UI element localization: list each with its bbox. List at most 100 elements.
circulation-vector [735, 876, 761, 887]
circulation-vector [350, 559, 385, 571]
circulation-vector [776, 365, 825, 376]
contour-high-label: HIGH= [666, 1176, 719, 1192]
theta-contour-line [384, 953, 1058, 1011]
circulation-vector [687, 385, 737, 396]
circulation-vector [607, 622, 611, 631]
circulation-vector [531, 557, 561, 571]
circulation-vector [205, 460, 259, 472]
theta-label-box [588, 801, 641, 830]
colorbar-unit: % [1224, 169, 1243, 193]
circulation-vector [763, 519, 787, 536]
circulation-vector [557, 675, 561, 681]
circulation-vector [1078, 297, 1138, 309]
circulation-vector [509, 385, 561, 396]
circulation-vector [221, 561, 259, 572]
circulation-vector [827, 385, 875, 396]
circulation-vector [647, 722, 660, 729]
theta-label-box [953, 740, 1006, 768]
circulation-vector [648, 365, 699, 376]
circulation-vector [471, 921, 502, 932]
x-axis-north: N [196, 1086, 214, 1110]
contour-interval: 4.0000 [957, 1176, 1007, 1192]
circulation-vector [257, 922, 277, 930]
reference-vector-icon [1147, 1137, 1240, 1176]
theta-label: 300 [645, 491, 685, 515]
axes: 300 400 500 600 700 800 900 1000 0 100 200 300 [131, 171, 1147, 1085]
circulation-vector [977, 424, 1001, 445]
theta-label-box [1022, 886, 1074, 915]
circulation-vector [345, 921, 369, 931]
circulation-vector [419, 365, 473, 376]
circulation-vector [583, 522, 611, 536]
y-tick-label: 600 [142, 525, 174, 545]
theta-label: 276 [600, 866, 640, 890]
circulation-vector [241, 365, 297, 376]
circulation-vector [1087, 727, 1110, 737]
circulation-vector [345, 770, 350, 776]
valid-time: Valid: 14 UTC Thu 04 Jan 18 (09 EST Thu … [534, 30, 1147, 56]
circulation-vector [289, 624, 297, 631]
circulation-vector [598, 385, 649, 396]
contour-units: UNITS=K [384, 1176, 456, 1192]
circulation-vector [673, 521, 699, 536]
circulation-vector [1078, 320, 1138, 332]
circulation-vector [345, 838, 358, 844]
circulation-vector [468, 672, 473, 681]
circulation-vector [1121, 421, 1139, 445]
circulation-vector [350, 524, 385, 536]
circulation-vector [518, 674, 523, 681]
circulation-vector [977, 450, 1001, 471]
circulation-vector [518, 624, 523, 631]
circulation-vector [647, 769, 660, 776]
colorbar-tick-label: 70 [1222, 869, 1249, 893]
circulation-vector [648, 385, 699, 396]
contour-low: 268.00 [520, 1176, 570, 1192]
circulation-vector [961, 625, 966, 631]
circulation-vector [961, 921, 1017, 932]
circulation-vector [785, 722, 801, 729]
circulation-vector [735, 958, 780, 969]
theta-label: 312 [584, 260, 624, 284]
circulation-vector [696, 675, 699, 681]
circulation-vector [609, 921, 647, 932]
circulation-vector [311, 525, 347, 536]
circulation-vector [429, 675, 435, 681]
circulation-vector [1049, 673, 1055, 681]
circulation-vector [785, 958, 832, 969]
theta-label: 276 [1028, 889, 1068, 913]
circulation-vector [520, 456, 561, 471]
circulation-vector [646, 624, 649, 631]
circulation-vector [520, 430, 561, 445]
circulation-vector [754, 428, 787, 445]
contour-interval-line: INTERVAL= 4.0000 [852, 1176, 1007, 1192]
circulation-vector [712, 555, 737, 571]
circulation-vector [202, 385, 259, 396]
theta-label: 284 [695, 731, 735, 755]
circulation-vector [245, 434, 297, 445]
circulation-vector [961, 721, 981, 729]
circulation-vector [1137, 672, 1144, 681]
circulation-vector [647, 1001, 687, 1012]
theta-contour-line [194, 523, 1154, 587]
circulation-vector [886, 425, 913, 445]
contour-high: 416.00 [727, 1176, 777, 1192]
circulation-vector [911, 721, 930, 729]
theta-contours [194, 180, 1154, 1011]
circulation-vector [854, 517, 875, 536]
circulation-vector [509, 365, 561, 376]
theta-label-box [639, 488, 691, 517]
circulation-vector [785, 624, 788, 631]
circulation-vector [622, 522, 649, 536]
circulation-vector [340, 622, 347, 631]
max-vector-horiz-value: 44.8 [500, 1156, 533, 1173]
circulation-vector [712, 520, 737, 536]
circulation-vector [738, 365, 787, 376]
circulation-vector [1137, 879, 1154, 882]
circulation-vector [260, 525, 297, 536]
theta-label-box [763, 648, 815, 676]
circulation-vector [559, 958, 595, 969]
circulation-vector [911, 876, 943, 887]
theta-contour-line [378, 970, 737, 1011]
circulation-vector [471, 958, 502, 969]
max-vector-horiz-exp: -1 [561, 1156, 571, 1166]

> GIVEN EXERCISE:
Starting at the top of the listing and continuing through the line with "circulation-vector [557, 675, 561, 681]", rewrite those lines with "theta-label-box" swapped for "theta-label-frame" and nothing else changed.

> SOLUTION TO THE PROBLEM:
UI element localization: list each with its bbox. List at most 100 elements.
circulation-vector [735, 876, 761, 887]
circulation-vector [350, 559, 385, 571]
circulation-vector [776, 365, 825, 376]
contour-high-label: HIGH= [666, 1176, 719, 1192]
theta-contour-line [384, 953, 1058, 1011]
circulation-vector [687, 385, 737, 396]
circulation-vector [607, 622, 611, 631]
circulation-vector [531, 557, 561, 571]
circulation-vector [205, 460, 259, 472]
theta-label-frame [588, 801, 641, 830]
colorbar-unit: % [1224, 169, 1243, 193]
circulation-vector [763, 519, 787, 536]
circulation-vector [557, 675, 561, 681]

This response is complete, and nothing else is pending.